#### Data for this exercise
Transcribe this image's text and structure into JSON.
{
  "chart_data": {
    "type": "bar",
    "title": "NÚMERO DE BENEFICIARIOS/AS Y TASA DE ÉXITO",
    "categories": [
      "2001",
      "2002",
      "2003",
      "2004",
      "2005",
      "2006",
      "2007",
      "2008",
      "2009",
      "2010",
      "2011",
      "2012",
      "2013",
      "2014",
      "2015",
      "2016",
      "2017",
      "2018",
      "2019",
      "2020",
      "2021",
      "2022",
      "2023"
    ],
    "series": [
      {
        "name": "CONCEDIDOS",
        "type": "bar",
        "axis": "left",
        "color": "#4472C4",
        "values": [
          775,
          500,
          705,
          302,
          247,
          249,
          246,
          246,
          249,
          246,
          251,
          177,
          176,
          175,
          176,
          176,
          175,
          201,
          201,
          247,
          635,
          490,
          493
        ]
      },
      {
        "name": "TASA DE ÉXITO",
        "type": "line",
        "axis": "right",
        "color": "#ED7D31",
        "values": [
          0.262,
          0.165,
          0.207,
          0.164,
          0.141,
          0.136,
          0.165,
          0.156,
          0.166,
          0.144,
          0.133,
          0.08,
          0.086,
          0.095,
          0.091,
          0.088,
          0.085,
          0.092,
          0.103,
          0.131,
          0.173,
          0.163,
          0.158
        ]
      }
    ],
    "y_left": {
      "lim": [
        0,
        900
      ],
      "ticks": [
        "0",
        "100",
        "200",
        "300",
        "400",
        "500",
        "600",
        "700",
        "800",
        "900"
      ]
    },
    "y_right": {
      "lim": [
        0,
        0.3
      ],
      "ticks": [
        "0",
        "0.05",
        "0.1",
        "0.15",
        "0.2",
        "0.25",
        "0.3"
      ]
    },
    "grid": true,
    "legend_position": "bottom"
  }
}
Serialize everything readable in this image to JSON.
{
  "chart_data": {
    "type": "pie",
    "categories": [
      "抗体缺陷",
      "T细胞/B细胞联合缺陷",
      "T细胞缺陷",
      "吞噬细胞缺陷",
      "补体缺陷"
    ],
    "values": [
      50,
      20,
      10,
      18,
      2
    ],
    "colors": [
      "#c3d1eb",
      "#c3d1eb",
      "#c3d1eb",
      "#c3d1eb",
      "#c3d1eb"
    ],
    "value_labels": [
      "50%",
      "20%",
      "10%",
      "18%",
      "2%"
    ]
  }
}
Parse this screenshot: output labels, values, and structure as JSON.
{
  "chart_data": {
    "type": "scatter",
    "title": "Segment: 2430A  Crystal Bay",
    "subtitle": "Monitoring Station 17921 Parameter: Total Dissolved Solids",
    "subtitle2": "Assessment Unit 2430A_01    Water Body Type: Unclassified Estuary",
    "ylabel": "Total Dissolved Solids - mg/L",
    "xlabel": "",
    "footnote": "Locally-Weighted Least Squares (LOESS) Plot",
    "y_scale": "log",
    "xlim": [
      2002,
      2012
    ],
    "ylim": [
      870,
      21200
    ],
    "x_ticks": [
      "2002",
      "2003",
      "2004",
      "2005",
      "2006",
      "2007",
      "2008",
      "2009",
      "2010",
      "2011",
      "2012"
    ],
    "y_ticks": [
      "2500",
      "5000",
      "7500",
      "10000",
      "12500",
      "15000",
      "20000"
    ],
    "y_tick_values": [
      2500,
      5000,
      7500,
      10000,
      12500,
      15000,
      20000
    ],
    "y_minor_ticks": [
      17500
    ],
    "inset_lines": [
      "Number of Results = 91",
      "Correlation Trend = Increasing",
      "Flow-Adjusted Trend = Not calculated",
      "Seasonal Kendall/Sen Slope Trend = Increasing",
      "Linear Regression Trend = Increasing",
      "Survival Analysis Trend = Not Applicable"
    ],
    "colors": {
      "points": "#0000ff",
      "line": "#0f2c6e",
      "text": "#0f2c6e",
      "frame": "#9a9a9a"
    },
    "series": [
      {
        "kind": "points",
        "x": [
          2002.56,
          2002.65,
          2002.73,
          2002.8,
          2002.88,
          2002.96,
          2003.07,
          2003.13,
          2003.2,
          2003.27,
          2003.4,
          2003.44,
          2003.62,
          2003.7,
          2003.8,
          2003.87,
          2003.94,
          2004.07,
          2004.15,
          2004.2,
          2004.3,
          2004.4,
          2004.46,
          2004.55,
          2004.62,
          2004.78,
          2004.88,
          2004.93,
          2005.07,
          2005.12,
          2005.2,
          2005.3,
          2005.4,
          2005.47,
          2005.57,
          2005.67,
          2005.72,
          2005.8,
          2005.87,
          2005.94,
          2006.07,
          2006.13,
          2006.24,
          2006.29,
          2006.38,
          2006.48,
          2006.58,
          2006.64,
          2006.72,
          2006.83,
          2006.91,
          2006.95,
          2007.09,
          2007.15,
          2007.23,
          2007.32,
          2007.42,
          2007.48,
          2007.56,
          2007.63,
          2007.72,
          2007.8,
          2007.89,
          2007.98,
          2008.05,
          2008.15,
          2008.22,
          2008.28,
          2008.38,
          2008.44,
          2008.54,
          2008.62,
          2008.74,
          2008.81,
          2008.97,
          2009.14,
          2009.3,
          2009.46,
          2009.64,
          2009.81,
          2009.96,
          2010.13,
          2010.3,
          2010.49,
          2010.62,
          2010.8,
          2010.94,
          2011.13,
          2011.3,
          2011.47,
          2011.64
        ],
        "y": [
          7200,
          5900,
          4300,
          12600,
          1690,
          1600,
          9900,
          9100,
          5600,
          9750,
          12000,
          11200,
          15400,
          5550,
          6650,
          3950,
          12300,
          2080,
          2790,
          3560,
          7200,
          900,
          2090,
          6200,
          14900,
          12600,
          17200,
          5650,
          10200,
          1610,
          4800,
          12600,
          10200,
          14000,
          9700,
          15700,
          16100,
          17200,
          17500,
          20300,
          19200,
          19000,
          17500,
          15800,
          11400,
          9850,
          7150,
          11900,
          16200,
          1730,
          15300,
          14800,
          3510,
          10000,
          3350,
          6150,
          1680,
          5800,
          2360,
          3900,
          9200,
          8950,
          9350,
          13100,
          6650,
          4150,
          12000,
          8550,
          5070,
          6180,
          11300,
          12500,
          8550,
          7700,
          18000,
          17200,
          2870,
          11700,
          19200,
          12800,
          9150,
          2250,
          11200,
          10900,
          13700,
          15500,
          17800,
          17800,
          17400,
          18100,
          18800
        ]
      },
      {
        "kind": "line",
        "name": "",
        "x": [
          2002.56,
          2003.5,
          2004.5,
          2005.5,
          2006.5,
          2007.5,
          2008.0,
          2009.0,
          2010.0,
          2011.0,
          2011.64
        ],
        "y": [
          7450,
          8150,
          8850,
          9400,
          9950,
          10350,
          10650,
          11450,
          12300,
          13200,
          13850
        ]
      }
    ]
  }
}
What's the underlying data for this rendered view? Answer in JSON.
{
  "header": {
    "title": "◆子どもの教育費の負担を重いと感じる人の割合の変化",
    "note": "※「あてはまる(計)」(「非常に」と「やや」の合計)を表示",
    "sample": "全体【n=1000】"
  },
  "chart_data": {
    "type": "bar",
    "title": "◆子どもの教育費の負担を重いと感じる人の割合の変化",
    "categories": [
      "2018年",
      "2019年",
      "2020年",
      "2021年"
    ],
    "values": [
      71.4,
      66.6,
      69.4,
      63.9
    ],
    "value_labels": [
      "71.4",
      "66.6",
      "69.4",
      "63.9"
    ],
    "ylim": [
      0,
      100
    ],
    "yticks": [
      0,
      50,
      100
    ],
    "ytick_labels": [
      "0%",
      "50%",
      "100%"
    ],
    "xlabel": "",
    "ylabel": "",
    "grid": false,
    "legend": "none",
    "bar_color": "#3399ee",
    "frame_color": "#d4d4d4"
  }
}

#### Goal
Repeat each entry word for word.

#### Result for this task
Transcribe this image's text and structure into JSON.
{
  "chart_data": {
    "type": "bar",
    "title": "NÚMERO DE BENEFICIARIOS/AS Y TASA DE ÉXITO",
    "categories": [
      "2001",
      "2002",
      "2003",
      "2004",
      "2005",
      "2006",
      "2007",
      "2008",
      "2009",
      "2010",
      "2011",
      "2012",
      "2013",
      "2014",
      "2015",
      "2016",
      "2017",
      "2018",
      "2019",
      "2020",
      "2021",
      "2022",
      "2023"
    ],
    "series": [
      {
        "name": "CONCEDIDOS",
        "type": "bar",
        "axis": "left",
        "color": "#4472C4",
        "values": [
          775,
          500,
          705,
          302,
          247,
          249,
          246,
          246,
          249,
          246,
          251,
          177,
          176,
          175,
          176,
          176,
          175,
          201,
          201,
          247,
          635,
          490,
          493
        ]
      },
      {
        "name": "TASA DE ÉXITO",
        "type": "line",
        "axis": "right",
        "color": "#ED7D31",
        "values": [
          0.262,
          0.165,
          0.207,
          0.164,
          0.141,
          0.136,
          0.165,
          0.156,
          0.166,
          0.144,
          0.133,
          0.08,
          0.086,
          0.095,
          0.091,
          0.088,
          0.085,
          0.092,
          0.103,
          0.131,
          0.173,
          0.163,
          0.158
        ]
      }
    ],
    "y_left": {
      "lim": [
        0,
        900
      ],
      "ticks": [
        "0",
        "100",
        "200",
        "300",
        "400",
        "500",
        "600",
        "700",
        "800",
        "900"
      ]
    },
    "y_right": {
      "lim": [
        0,
        0.3
      ],
      "ticks": [
        "0",
        "0.05",
        "0.1",
        "0.15",
        "0.2",
        "0.25",
        "0.3"
      ]
    },
    "grid": true,
    "legend_position": "bottom"
  }
}
Serialize everything readable in this image to JSON.
{
  "chart_data": {
    "type": "pie",
    "categories": [
      "抗体缺陷",
      "T细胞/B细胞联合缺陷",
      "T细胞缺陷",
      "吞噬细胞缺陷",
      "补体缺陷"
    ],
    "values": [
      50,
      20,
      10,
      18,
      2
    ],
    "colors": [
      "#c3d1eb",
      "#c3d1eb",
      "#c3d1eb",
      "#c3d1eb",
      "#c3d1eb"
    ],
    "value_labels": [
      "50%",
      "20%",
      "10%",
      "18%",
      "2%"
    ]
  }
}
Parse this screenshot: output labels, values, and structure as JSON.
{
  "chart_data": {
    "type": "scatter",
    "title": "Segment: 2430A  Crystal Bay",
    "subtitle": "Monitoring Station 17921 Parameter: Total Dissolved Solids",
    "subtitle2": "Assessment Unit 2430A_01    Water Body Type: Unclassified Estuary",
    "ylabel": "Total Dissolved Solids - mg/L",
    "xlabel": "",
    "footnote": "Locally-Weighted Least Squares (LOESS) Plot",
    "y_scale": "log",
    "xlim": [
      2002,
      2012
    ],
    "ylim": [
      870,
      21200
    ],
    "x_ticks": [
      "2002",
      "2003",
      "2004",
      "2005",
      "2006",
      "2007",
      "2008",
      "2009",
      "2010",
      "2011",
      "2012"
    ],
    "y_ticks": [
      "2500",
      "5000",
      "7500",
      "10000",
      "12500",
      "15000",
      "20000"
    ],
    "y_tick_values": [
      2500,
      5000,
      7500,
      10000,
      12500,
      15000,
      20000
    ],
    "y_minor_ticks": [
      17500
    ],
    "inset_lines": [
      "Number of Results = 91",
      "Correlation Trend = Increasing",
      "Flow-Adjusted Trend = Not calculated",
      "Seasonal Kendall/Sen Slope Trend = Increasing",
      "Linear Regression Trend = Increasing",
      "Survival Analysis Trend = Not Applicable"
    ],
    "colors": {
      "points": "#0000ff",
      "line": "#0f2c6e",
      "text": "#0f2c6e",
      "frame": "#9a9a9a"
    },
    "series": [
      {
        "kind": "points",
        "x": [
          2002.56,
          2002.65,
          2002.73,
          2002.8,
          2002.88,
          2002.96,
          2003.07,
          2003.13,
          2003.2,
          2003.27,
          2003.4,
          2003.44,
          2003.62,
          2003.7,
          2003.8,
          2003.87,
          2003.94,
          2004.07,
          2004.15,
          2004.2,
          2004.3,
          2004.4,
          2004.46,
          2004.55,
          2004.62,
          2004.78,
          2004.88,
          2004.93,
          2005.07,
          2005.12,
          2005.2,
          2005.3,
          2005.4,
          2005.47,
          2005.57,
          2005.67,
          2005.72,
          2005.8,
          2005.87,
          2005.94,
          2006.07,
          2006.13,
          2006.24,
          2006.29,
          2006.38,
          2006.48,
          2006.58,
          2006.64,
          2006.72,
          2006.83,
          2006.91,
          2006.95,
          2007.09,
          2007.15,
          2007.23,
          2007.32,
          2007.42,
          2007.48,
          2007.56,
          2007.63,
          2007.72,
          2007.8,
          2007.89,
          2007.98,
          2008.05,
          2008.15,
          2008.22,
          2008.28,
          2008.38,
          2008.44,
          2008.54,
          2008.62,
          2008.74,
          2008.81,
          2008.97,
          2009.14,
          2009.3,
          2009.46,
          2009.64,
          2009.81,
          2009.96,
          2010.13,
          2010.3,
          2010.49,
          2010.62,
          2010.8,
          2010.94,
          2011.13,
          2011.3,
          2011.47,
          2011.64
        ],
        "y": [
          7200,
          5900,
          4300,
          12600,
          1690,
          1600,
          9900,
          9100,
          5600,
          9750,
          12000,
          11200,
          15400,
          5550,
          6650,
          3950,
          12300,
          2080,
          2790,
          3560,
          7200,
          900,
          2090,
          6200,
          14900,
          12600,
          17200,
          5650,
          10200,
          1610,
          4800,
          12600,
          10200,
          14000,
          9700,
          15700,
          16100,
          17200,
          17500,
          20300,
          19200,
          19000,
          17500,
          15800,
          11400,
          9850,
          7150,
          11900,
          16200,
          1730,
          15300,
          14800,
          3510,
          10000,
          3350,
          6150,
          1680,
          5800,
          2360,
          3900,
          9200,
          8950,
          9350,
          13100,
          6650,
          4150,
          12000,
          8550,
          5070,
          6180,
          11300,
          12500,
          8550,
          7700,
          18000,
          17200,
          2870,
          11700,
          19200,
          12800,
          9150,
          2250,
          11200,
          10900,
          13700,
          15500,
          17800,
          17800,
          17400,
          18100,
          18800
        ]
      },
      {
        "kind": "line",
        "name": "",
        "x": [
          2002.56,
          2003.5,
          2004.5,
          2005.5,
          2006.5,
          2007.5,
          2008.0,
          2009.0,
          2010.0,
          2011.0,
          2011.64
        ],
        "y": [
          7450,
          8150,
          8850,
          9400,
          9950,
          10350,
          10650,
          11450,
          12300,
          13200,
          13850
        ]
      }
    ]
  }
}
What's the underlying data for this rendered view? Answer in JSON.
{
  "header": {
    "title": "◆子どもの教育費の負担を重いと感じる人の割合の変化",
    "note": "※「あてはまる(計)」(「非常に」と「やや」の合計)を表示",
    "sample": "全体【n=1000】"
  },
  "chart_data": {
    "type": "bar",
    "title": "◆子どもの教育費の負担を重いと感じる人の割合の変化",
    "categories": [
      "2018年",
      "2019年",
      "2020年",
      "2021年"
    ],
    "values": [
      71.4,
      66.6,
      69.4,
      63.9
    ],
    "value_labels": [
      "71.4",
      "66.6",
      "69.4",
      "63.9"
    ],
    "ylim": [
      0,
      100
    ],
    "yticks": [
      0,
      50,
      100
    ],
    "ytick_labels": [
      "0%",
      "50%",
      "100%"
    ],
    "xlabel": "",
    "ylabel": "",
    "grid": false,
    "legend": "none",
    "bar_color": "#3399ee",
    "frame_color": "#d4d4d4"
  }
}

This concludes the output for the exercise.